— WHAT IS BEING ASKED —
Select the lines of the records containing the word "this" and list them.

— TASK DATA —
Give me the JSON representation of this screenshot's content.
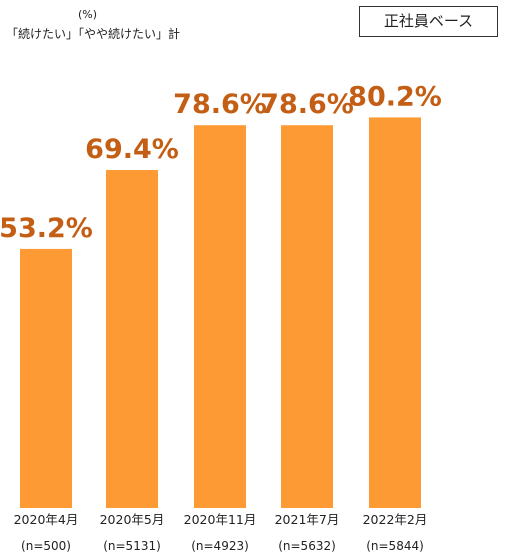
{
  "header": {
    "unit": "(%)",
    "subtitle": "「続けたい」「やや続けたい」計",
    "badge": "正社員ベース"
  },
  "colors": {
    "bar": "#FD9A34",
    "value_label": "#C35E14"
  },
  "chart_data": {
    "type": "bar",
    "categories": [
      "2020年4月",
      "2020年5月",
      "2020年11月",
      "2021年7月",
      "2022年2月"
    ],
    "sample_sizes": [
      "(n=500)",
      "(n=5131)",
      "(n=4923)",
      "(n=5632)",
      "(n=5844)"
    ],
    "values": [
      53.2,
      69.4,
      78.6,
      78.6,
      80.2
    ],
    "value_labels": [
      "53.2%",
      "69.4%",
      "78.6%",
      "78.6%",
      "80.2%"
    ],
    "ylim": [
      0,
      100
    ],
    "grid": false
  }
}
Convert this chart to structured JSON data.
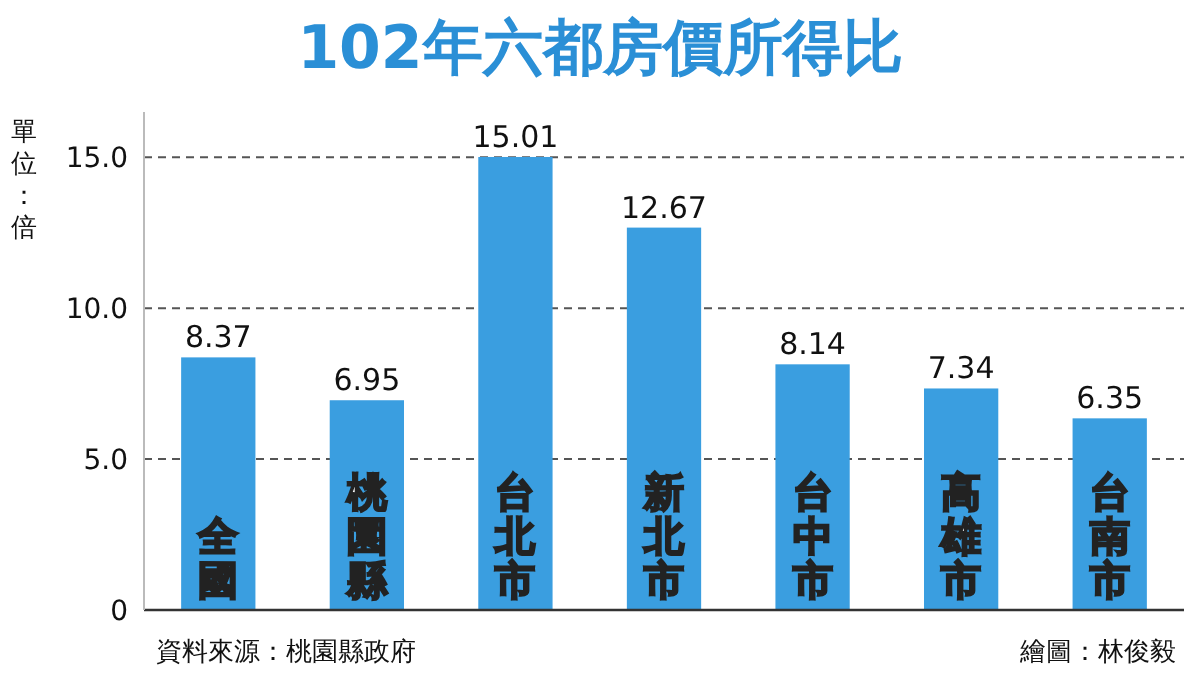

— ANSWER —
Give me the JSON representation of this screenshot's content.
Convert this chart to structured JSON data.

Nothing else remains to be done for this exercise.